Work to do -
Every line that contains the word "date" should be copied.
***** Dataset records *****
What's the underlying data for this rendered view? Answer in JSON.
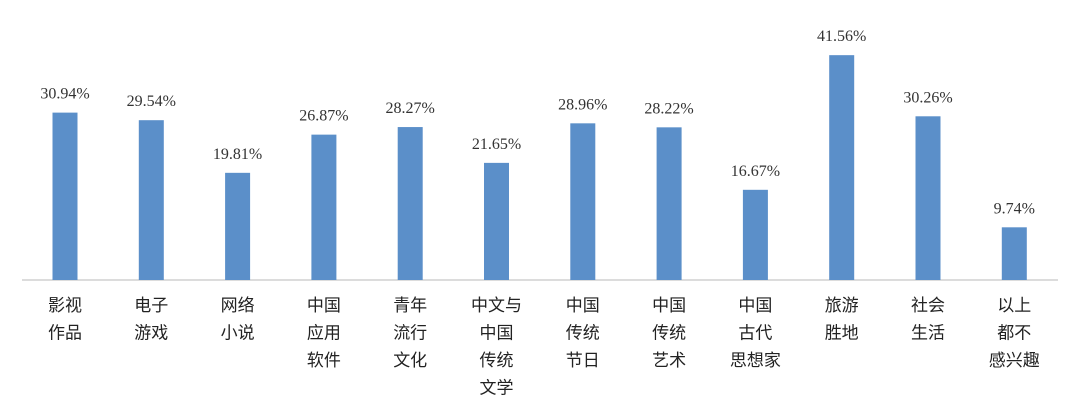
{
  "chart_data": {
    "type": "bar",
    "categories": [
      [
        "影视",
        "作品"
      ],
      [
        "电子",
        "游戏"
      ],
      [
        "网络",
        "小说"
      ],
      [
        "中国",
        "应用",
        "软件"
      ],
      [
        "青年",
        "流行",
        "文化"
      ],
      [
        "中文与",
        "中国",
        "传统",
        "文学"
      ],
      [
        "中国",
        "传统",
        "节日"
      ],
      [
        "中国",
        "传统",
        "艺术"
      ],
      [
        "中国",
        "古代",
        "思想家"
      ],
      [
        "旅游",
        "胜地"
      ],
      [
        "社会",
        "生活"
      ],
      [
        "以上",
        "都不",
        "感兴趣"
      ]
    ],
    "values": [
      30.94,
      29.54,
      19.81,
      26.87,
      28.27,
      21.65,
      28.96,
      28.22,
      16.67,
      41.56,
      30.26,
      9.74
    ],
    "value_labels": [
      "30.94%",
      "29.54%",
      "19.81%",
      "26.87%",
      "28.27%",
      "21.65%",
      "28.96%",
      "28.22%",
      "16.67%",
      "41.56%",
      "30.26%",
      "9.74%"
    ],
    "color": "#5b8fc9"
  }
}
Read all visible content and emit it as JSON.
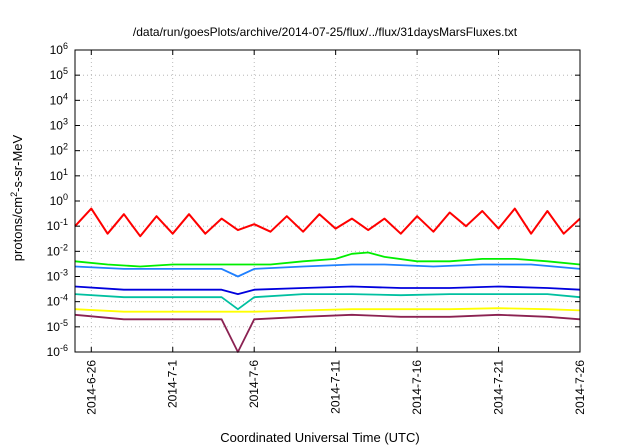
{
  "chart_data": {
    "type": "line",
    "title": "/data/run/goesPlots/archive/2014-07-25/flux/../flux/31daysMarsFluxes.txt",
    "xlabel": "Coordinated Universal Time (UTC)",
    "ylabel": {
      "prefix": "protons/cm",
      "sup": "2",
      "suffix": "-s-sr-MeV"
    },
    "x_range": [
      "2014-06-25",
      "2014-07-26"
    ],
    "y_scale": "log",
    "ylim": [
      1e-06,
      1000000.0
    ],
    "grid": true,
    "y_ticks": [
      {
        "value": 1e-06,
        "base": "10",
        "exp": "-6"
      },
      {
        "value": 1e-05,
        "base": "10",
        "exp": "-5"
      },
      {
        "value": 0.0001,
        "base": "10",
        "exp": "-4"
      },
      {
        "value": 0.001,
        "base": "10",
        "exp": "-3"
      },
      {
        "value": 0.01,
        "base": "10",
        "exp": "-2"
      },
      {
        "value": 0.1,
        "base": "10",
        "exp": "-1"
      },
      {
        "value": 1,
        "base": "10",
        "exp": "0"
      },
      {
        "value": 10,
        "base": "10",
        "exp": "1"
      },
      {
        "value": 100,
        "base": "10",
        "exp": "2"
      },
      {
        "value": 1000,
        "base": "10",
        "exp": "3"
      },
      {
        "value": 10000,
        "base": "10",
        "exp": "4"
      },
      {
        "value": 100000,
        "base": "10",
        "exp": "5"
      },
      {
        "value": 1000000,
        "base": "10",
        "exp": "6"
      }
    ],
    "x_ticks": [
      {
        "date": "2014-06-26",
        "label": "2014-6-26"
      },
      {
        "date": "2014-07-01",
        "label": "2014-7-1"
      },
      {
        "date": "2014-07-06",
        "label": "2014-7-6"
      },
      {
        "date": "2014-07-11",
        "label": "2014-7-11"
      },
      {
        "date": "2014-07-16",
        "label": "2014-7-16"
      },
      {
        "date": "2014-07-21",
        "label": "2014-7-21"
      },
      {
        "date": "2014-07-26",
        "label": "2014-7-26"
      }
    ],
    "series": [
      {
        "color": "#ff0000",
        "points": [
          [
            "2014-06-25",
            0.1
          ],
          [
            "2014-06-26",
            0.5
          ],
          [
            "2014-06-27",
            0.05
          ],
          [
            "2014-06-28",
            0.3
          ],
          [
            "2014-06-29",
            0.04
          ],
          [
            "2014-06-30",
            0.25
          ],
          [
            "2014-07-01",
            0.05
          ],
          [
            "2014-07-02",
            0.3
          ],
          [
            "2014-07-03",
            0.05
          ],
          [
            "2014-07-04",
            0.2
          ],
          [
            "2014-07-05",
            0.07
          ],
          [
            "2014-07-06",
            0.12
          ],
          [
            "2014-07-07",
            0.06
          ],
          [
            "2014-07-08",
            0.25
          ],
          [
            "2014-07-09",
            0.06
          ],
          [
            "2014-07-10",
            0.3
          ],
          [
            "2014-07-11",
            0.08
          ],
          [
            "2014-07-12",
            0.2
          ],
          [
            "2014-07-13",
            0.07
          ],
          [
            "2014-07-14",
            0.2
          ],
          [
            "2014-07-15",
            0.05
          ],
          [
            "2014-07-16",
            0.25
          ],
          [
            "2014-07-17",
            0.06
          ],
          [
            "2014-07-18",
            0.35
          ],
          [
            "2014-07-19",
            0.1
          ],
          [
            "2014-07-20",
            0.4
          ],
          [
            "2014-07-21",
            0.08
          ],
          [
            "2014-07-22",
            0.5
          ],
          [
            "2014-07-23",
            0.05
          ],
          [
            "2014-07-24",
            0.4
          ],
          [
            "2014-07-25",
            0.05
          ],
          [
            "2014-07-26",
            0.2
          ]
        ]
      },
      {
        "color": "#00ee00",
        "points": [
          [
            "2014-06-25",
            0.004
          ],
          [
            "2014-06-27",
            0.003
          ],
          [
            "2014-06-29",
            0.0025
          ],
          [
            "2014-07-01",
            0.003
          ],
          [
            "2014-07-03",
            0.003
          ],
          [
            "2014-07-05",
            0.003
          ],
          [
            "2014-07-07",
            0.003
          ],
          [
            "2014-07-09",
            0.004
          ],
          [
            "2014-07-11",
            0.005
          ],
          [
            "2014-07-12",
            0.008
          ],
          [
            "2014-07-13",
            0.009
          ],
          [
            "2014-07-14",
            0.006
          ],
          [
            "2014-07-16",
            0.004
          ],
          [
            "2014-07-18",
            0.004
          ],
          [
            "2014-07-20",
            0.005
          ],
          [
            "2014-07-22",
            0.005
          ],
          [
            "2014-07-24",
            0.004
          ],
          [
            "2014-07-26",
            0.003
          ]
        ]
      },
      {
        "color": "#2080ff",
        "points": [
          [
            "2014-06-25",
            0.0025
          ],
          [
            "2014-06-28",
            0.002
          ],
          [
            "2014-07-01",
            0.002
          ],
          [
            "2014-07-04",
            0.002
          ],
          [
            "2014-07-05",
            0.001
          ],
          [
            "2014-07-06",
            0.002
          ],
          [
            "2014-07-09",
            0.0025
          ],
          [
            "2014-07-12",
            0.003
          ],
          [
            "2014-07-14",
            0.003
          ],
          [
            "2014-07-17",
            0.0025
          ],
          [
            "2014-07-20",
            0.003
          ],
          [
            "2014-07-23",
            0.003
          ],
          [
            "2014-07-26",
            0.002
          ]
        ]
      },
      {
        "color": "#0000dd",
        "points": [
          [
            "2014-06-25",
            0.0004
          ],
          [
            "2014-06-28",
            0.0003
          ],
          [
            "2014-07-01",
            0.0003
          ],
          [
            "2014-07-04",
            0.0003
          ],
          [
            "2014-07-05",
            0.0002
          ],
          [
            "2014-07-06",
            0.0003
          ],
          [
            "2014-07-09",
            0.00035
          ],
          [
            "2014-07-12",
            0.0004
          ],
          [
            "2014-07-15",
            0.00035
          ],
          [
            "2014-07-18",
            0.00035
          ],
          [
            "2014-07-21",
            0.0004
          ],
          [
            "2014-07-24",
            0.00035
          ],
          [
            "2014-07-26",
            0.0003
          ]
        ]
      },
      {
        "color": "#00c0a0",
        "points": [
          [
            "2014-06-25",
            0.0002
          ],
          [
            "2014-06-28",
            0.00015
          ],
          [
            "2014-07-01",
            0.00015
          ],
          [
            "2014-07-04",
            0.00015
          ],
          [
            "2014-07-05",
            5e-05
          ],
          [
            "2014-07-06",
            0.00015
          ],
          [
            "2014-07-09",
            0.0002
          ],
          [
            "2014-07-12",
            0.0002
          ],
          [
            "2014-07-15",
            0.00018
          ],
          [
            "2014-07-18",
            0.0002
          ],
          [
            "2014-07-21",
            0.0002
          ],
          [
            "2014-07-24",
            0.0002
          ],
          [
            "2014-07-26",
            0.00015
          ]
        ]
      },
      {
        "color": "#ffff00",
        "points": [
          [
            "2014-06-25",
            5e-05
          ],
          [
            "2014-06-28",
            4e-05
          ],
          [
            "2014-07-01",
            4e-05
          ],
          [
            "2014-07-04",
            4e-05
          ],
          [
            "2014-07-06",
            4e-05
          ],
          [
            "2014-07-09",
            4.5e-05
          ],
          [
            "2014-07-12",
            5e-05
          ],
          [
            "2014-07-15",
            5e-05
          ],
          [
            "2014-07-18",
            5e-05
          ],
          [
            "2014-07-21",
            5.5e-05
          ],
          [
            "2014-07-24",
            5e-05
          ],
          [
            "2014-07-26",
            4.5e-05
          ]
        ]
      },
      {
        "color": "#8b2252",
        "points": [
          [
            "2014-06-25",
            3e-05
          ],
          [
            "2014-06-28",
            2e-05
          ],
          [
            "2014-07-01",
            2e-05
          ],
          [
            "2014-07-04",
            2e-05
          ],
          [
            "2014-07-05",
            1e-06
          ],
          [
            "2014-07-06",
            2e-05
          ],
          [
            "2014-07-09",
            2.5e-05
          ],
          [
            "2014-07-12",
            3e-05
          ],
          [
            "2014-07-15",
            2.5e-05
          ],
          [
            "2014-07-18",
            2.5e-05
          ],
          [
            "2014-07-21",
            3e-05
          ],
          [
            "2014-07-24",
            2.5e-05
          ],
          [
            "2014-07-26",
            2e-05
          ]
        ]
      }
    ]
  }
}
*****
Response to this task -
        "date": "2014-06-26",
        "date": "2014-07-01",
        "date": "2014-07-06",
        "date": "2014-07-11",
        "date": "2014-07-16",
        "date": "2014-07-21",
        "date": "2014-07-26",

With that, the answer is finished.